> EXERCISE DETAILS:
Lines that contain the string "ومعرفة" are to be copied; leave out all others.

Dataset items
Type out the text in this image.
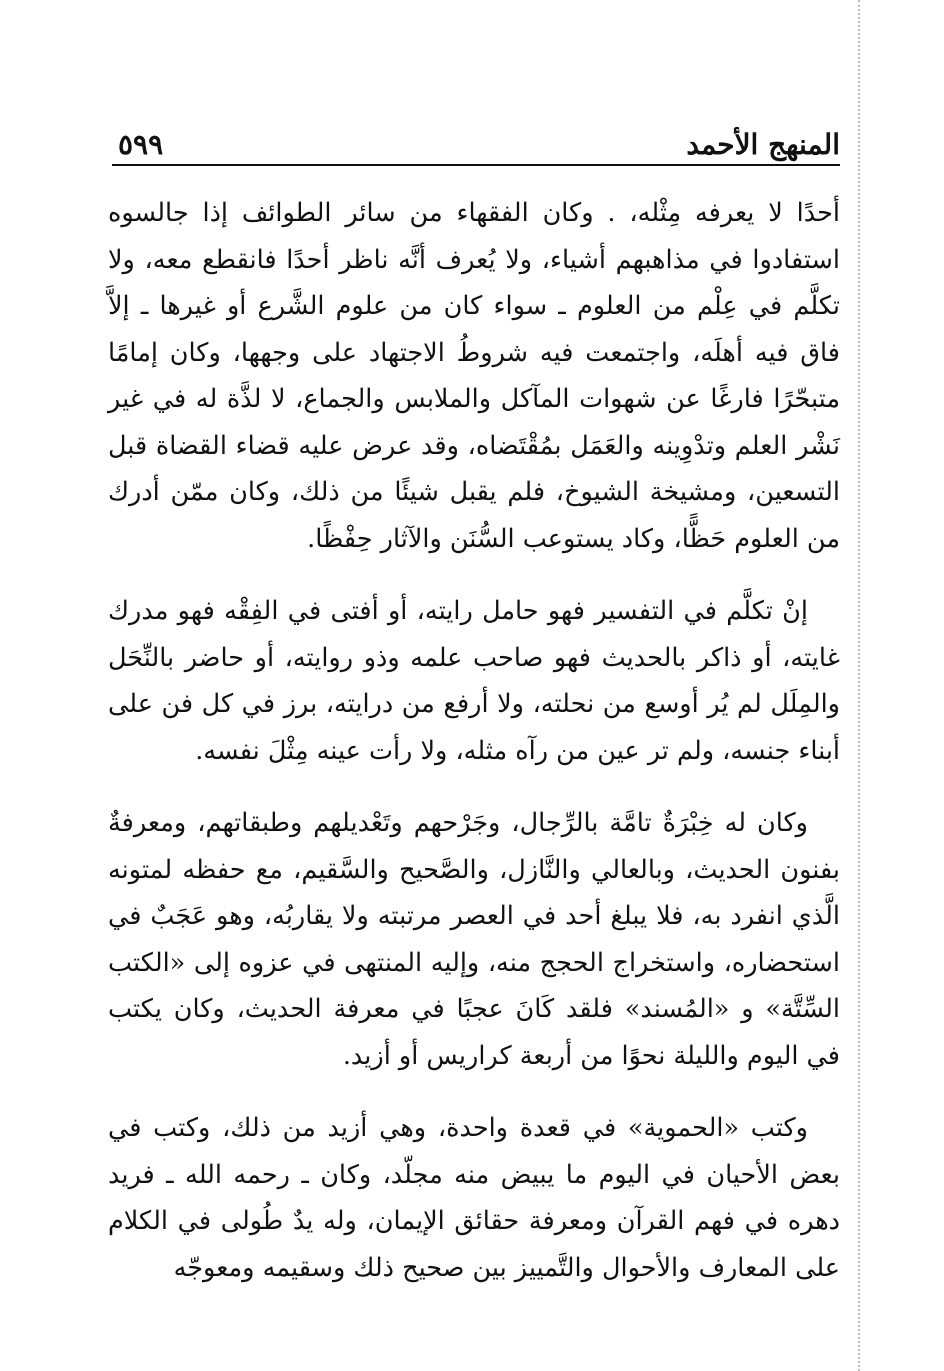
المنهج الأحمد
٥٩٩

أحدًا لا يعرفه مِثْله، . وكان الفقهاء من سائر الطوائف إذا جالسوه استفادوا في مذاهبهم أشياء، ولا يُعرف أنَّه ناظر أحدًا فانقطع معه، ولا تكلَّم في عِلْم من العلوم ـ سواء كان من علوم الشَّرع أو غيرها ـ إلاَّ فاق فيه أهلَه، واجتمعت فيه شروطُ الاجتهاد على وجهها، وكان إمامًا متبحّرًا فارغًا عن شهوات المآكل والملابس والجماع، لا لذَّة له في غير نَشْر العلم وتدْوِينه والعَمَل بمُقْتَضاه، وقد عرض عليه قضاء القضاة قبل التسعين، ومشيخة الشيوخ، فلم يقبل شيئًا من ذلك، وكان ممّن أدرك من العلوم حَظًّا، وكاد يستوعب السُّنَن والآثار حِفْظًا.

إنْ تكلَّم في التفسير فهو حامل رايته، أو أفتى في الفِقْه فهو مدرك غايته، أو ذاكر بالحديث فهو صاحب علمه وذو روايته، أو حاضر بالنِّحَل والمِلَل لم يُر أوسع من نحلته، ولا أرفع من درايته، برز في كل فن على أبناء جنسه، ولم تر عين من رآه مثله، ولا رأت عينه مِثْلَ نفسه.

وكان له خِبْرَةٌ تامَّة بالرِّجال، وجَرْحهم وتَعْديلهم وطبقاتهم، ومعرفةٌ بفنون الحديث، وبالعالي والنَّازل، والصَّحيح والسَّقيم، مع حفظه لمتونه الَّذي انفرد به، فلا يبلغ أحد في العصر مرتبته ولا يقاربُه، وهو عَجَبٌ في استحضاره، واستخراج الحجج منه، وإليه المنتهى في عزوه إلى «الكتب السِّتَّة» و «المُسند» فلقد كَانَ عجبًا في معرفة الحديث، وكان يكتب في اليوم والليلة نحوًا من أربعة كراريس أو أزيد.

وكتب «الحموية» في قعدة واحدة، وهي أزيد من ذلك، وكتب في بعض الأحيان في اليوم ما يبيض منه مجلّد، وكان ـ رحمه الله ـ فريد دهره في فهم القرآن ومعرفة حقائق الإيمان، وله يدٌ طُولى في الكلام على المعارف والأحوال والتَّمييز بين صحيح ذلك وسقيمه ومعوجّه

> RESPONSE BELOW:
وكان له خِبْرَةٌ تامَّة بالرِّجال، وجَرْحهم وتَعْديلهم وطبقاتهم، ومعرفةٌ بفنون الحديث، وبالعالي والنَّازل، والصَّحيح والسَّقيم، مع حفظه لمتونه الَّذي انفرد به، فلا يبلغ أحد في العصر مرتبته ولا يقاربُه، وهو عَجَبٌ في استحضاره، واستخراج الحجج منه، وإليه المنتهى في عزوه إلى «الكتب السِّتَّة» و «المُسند» فلقد كَانَ عجبًا في معرفة الحديث، وكان يكتب في اليوم والليلة نحوًا من أربعة كراريس أو أزيد.
وكتب «الحموية» في قعدة واحدة، وهي أزيد من ذلك، وكتب في بعض الأحيان في اليوم ما يبيض منه مجلّد، وكان ـ رحمه الله ـ فريد دهره في فهم القرآن ومعرفة حقائق الإيمان، وله يدٌ طُولى في الكلام على المعارف والأحوال والتَّمييز بين صحيح ذلك وسقيمه ومعوجّه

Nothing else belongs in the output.